Begin GIVEN DATA
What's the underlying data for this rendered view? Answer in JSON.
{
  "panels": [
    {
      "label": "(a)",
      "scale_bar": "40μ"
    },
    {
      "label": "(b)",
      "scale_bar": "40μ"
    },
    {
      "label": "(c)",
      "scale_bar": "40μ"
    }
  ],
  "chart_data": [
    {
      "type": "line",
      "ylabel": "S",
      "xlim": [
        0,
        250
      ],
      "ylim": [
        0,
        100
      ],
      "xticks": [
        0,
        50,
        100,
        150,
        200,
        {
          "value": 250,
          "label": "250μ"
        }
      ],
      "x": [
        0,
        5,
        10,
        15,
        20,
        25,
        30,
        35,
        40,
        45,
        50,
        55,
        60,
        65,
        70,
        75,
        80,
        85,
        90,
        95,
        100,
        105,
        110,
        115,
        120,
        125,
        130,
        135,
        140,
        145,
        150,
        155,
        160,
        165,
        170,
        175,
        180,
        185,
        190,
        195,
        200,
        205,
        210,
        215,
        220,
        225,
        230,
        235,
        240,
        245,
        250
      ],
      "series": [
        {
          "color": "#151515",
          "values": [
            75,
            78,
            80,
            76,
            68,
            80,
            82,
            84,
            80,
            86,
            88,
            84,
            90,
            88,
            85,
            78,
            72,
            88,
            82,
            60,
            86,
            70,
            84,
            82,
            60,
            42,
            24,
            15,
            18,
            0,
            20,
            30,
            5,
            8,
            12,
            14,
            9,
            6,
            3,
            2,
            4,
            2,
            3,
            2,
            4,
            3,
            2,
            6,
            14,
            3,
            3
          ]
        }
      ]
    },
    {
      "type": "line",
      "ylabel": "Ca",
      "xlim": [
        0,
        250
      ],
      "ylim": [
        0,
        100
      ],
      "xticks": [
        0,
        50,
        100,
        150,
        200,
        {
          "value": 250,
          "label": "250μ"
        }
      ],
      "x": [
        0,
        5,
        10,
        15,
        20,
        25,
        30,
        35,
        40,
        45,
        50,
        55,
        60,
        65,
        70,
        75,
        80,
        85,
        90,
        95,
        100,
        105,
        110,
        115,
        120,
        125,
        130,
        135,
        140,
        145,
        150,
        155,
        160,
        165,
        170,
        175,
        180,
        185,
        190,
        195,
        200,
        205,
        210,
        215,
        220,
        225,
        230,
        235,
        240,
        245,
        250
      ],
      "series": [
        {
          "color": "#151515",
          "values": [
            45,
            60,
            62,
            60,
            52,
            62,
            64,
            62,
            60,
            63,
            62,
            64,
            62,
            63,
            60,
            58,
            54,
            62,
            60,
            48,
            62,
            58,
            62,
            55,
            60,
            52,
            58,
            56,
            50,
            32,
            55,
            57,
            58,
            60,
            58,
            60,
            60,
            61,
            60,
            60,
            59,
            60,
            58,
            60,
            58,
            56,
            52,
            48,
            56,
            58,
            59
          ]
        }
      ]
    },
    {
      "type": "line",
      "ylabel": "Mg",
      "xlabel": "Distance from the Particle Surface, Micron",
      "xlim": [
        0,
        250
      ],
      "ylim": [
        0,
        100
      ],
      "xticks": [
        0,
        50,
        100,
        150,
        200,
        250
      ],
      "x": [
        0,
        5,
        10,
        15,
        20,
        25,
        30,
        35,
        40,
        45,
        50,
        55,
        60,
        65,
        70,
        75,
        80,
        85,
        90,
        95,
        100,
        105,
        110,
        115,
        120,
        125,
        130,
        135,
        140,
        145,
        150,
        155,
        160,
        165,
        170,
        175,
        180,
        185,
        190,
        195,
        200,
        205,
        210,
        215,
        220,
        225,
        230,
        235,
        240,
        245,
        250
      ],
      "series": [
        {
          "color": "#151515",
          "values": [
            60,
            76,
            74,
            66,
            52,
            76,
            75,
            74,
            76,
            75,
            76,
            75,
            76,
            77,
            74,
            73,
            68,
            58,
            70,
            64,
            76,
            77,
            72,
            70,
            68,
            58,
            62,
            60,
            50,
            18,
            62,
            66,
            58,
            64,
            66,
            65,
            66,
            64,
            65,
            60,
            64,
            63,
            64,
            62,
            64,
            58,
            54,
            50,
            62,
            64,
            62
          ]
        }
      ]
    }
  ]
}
End GIVEN DATA
## GIVEN REQUEST
Retype each record exactly, leaving nothing out.

## TASK RESULT
What's the underlying data for this rendered view? Answer in JSON.
{
  "panels": [
    {
      "label": "(a)",
      "scale_bar": "40μ"
    },
    {
      "label": "(b)",
      "scale_bar": "40μ"
    },
    {
      "label": "(c)",
      "scale_bar": "40μ"
    }
  ],
  "chart_data": [
    {
      "type": "line",
      "ylabel": "S",
      "xlim": [
        0,
        250
      ],
      "ylim": [
        0,
        100
      ],
      "xticks": [
        0,
        50,
        100,
        150,
        200,
        {
          "value": 250,
          "label": "250μ"
        }
      ],
      "x": [
        0,
        5,
        10,
        15,
        20,
        25,
        30,
        35,
        40,
        45,
        50,
        55,
        60,
        65,
        70,
        75,
        80,
        85,
        90,
        95,
        100,
        105,
        110,
        115,
        120,
        125,
        130,
        135,
        140,
        145,
        150,
        155,
        160,
        165,
        170,
        175,
        180,
        185,
        190,
        195,
        200,
        205,
        210,
        215,
        220,
        225,
        230,
        235,
        240,
        245,
        250
      ],
      "series": [
        {
          "color": "#151515",
          "values": [
            75,
            78,
            80,
            76,
            68,
            80,
            82,
            84,
            80,
            86,
            88,
            84,
            90,
            88,
            85,
            78,
            72,
            88,
            82,
            60,
            86,
            70,
            84,
            82,
            60,
            42,
            24,
            15,
            18,
            0,
            20,
            30,
            5,
            8,
            12,
            14,
            9,
            6,
            3,
            2,
            4,
            2,
            3,
            2,
            4,
            3,
            2,
            6,
            14,
            3,
            3
          ]
        }
      ]
    },
    {
      "type": "line",
      "ylabel": "Ca",
      "xlim": [
        0,
        250
      ],
      "ylim": [
        0,
        100
      ],
      "xticks": [
        0,
        50,
        100,
        150,
        200,
        {
          "value": 250,
          "label": "250μ"
        }
      ],
      "x": [
        0,
        5,
        10,
        15,
        20,
        25,
        30,
        35,
        40,
        45,
        50,
        55,
        60,
        65,
        70,
        75,
        80,
        85,
        90,
        95,
        100,
        105,
        110,
        115,
        120,
        125,
        130,
        135,
        140,
        145,
        150,
        155,
        160,
        165,
        170,
        175,
        180,
        185,
        190,
        195,
        200,
        205,
        210,
        215,
        220,
        225,
        230,
        235,
        240,
        245,
        250
      ],
      "series": [
        {
          "color": "#151515",
          "values": [
            45,
            60,
            62,
            60,
            52,
            62,
            64,
            62,
            60,
            63,
            62,
            64,
            62,
            63,
            60,
            58,
            54,
            62,
            60,
            48,
            62,
            58,
            62,
            55,
            60,
            52,
            58,
            56,
            50,
            32,
            55,
            57,
            58,
            60,
            58,
            60,
            60,
            61,
            60,
            60,
            59,
            60,
            58,
            60,
            58,
            56,
            52,
            48,
            56,
            58,
            59
          ]
        }
      ]
    },
    {
      "type": "line",
      "ylabel": "Mg",
      "xlabel": "Distance from the Particle Surface, Micron",
      "xlim": [
        0,
        250
      ],
      "ylim": [
        0,
        100
      ],
      "xticks": [
        0,
        50,
        100,
        150,
        200,
        250
      ],
      "x": [
        0,
        5,
        10,
        15,
        20,
        25,
        30,
        35,
        40,
        45,
        50,
        55,
        60,
        65,
        70,
        75,
        80,
        85,
        90,
        95,
        100,
        105,
        110,
        115,
        120,
        125,
        130,
        135,
        140,
        145,
        150,
        155,
        160,
        165,
        170,
        175,
        180,
        185,
        190,
        195,
        200,
        205,
        210,
        215,
        220,
        225,
        230,
        235,
        240,
        245,
        250
      ],
      "series": [
        {
          "color": "#151515",
          "values": [
            60,
            76,
            74,
            66,
            52,
            76,
            75,
            74,
            76,
            75,
            76,
            75,
            76,
            77,
            74,
            73,
            68,
            58,
            70,
            64,
            76,
            77,
            72,
            70,
            68,
            58,
            62,
            60,
            50,
            18,
            62,
            66,
            58,
            64,
            66,
            65,
            66,
            64,
            65,
            60,
            64,
            63,
            64,
            62,
            64,
            58,
            54,
            50,
            62,
            64,
            62
          ]
        }
      ]
    }
  ]
}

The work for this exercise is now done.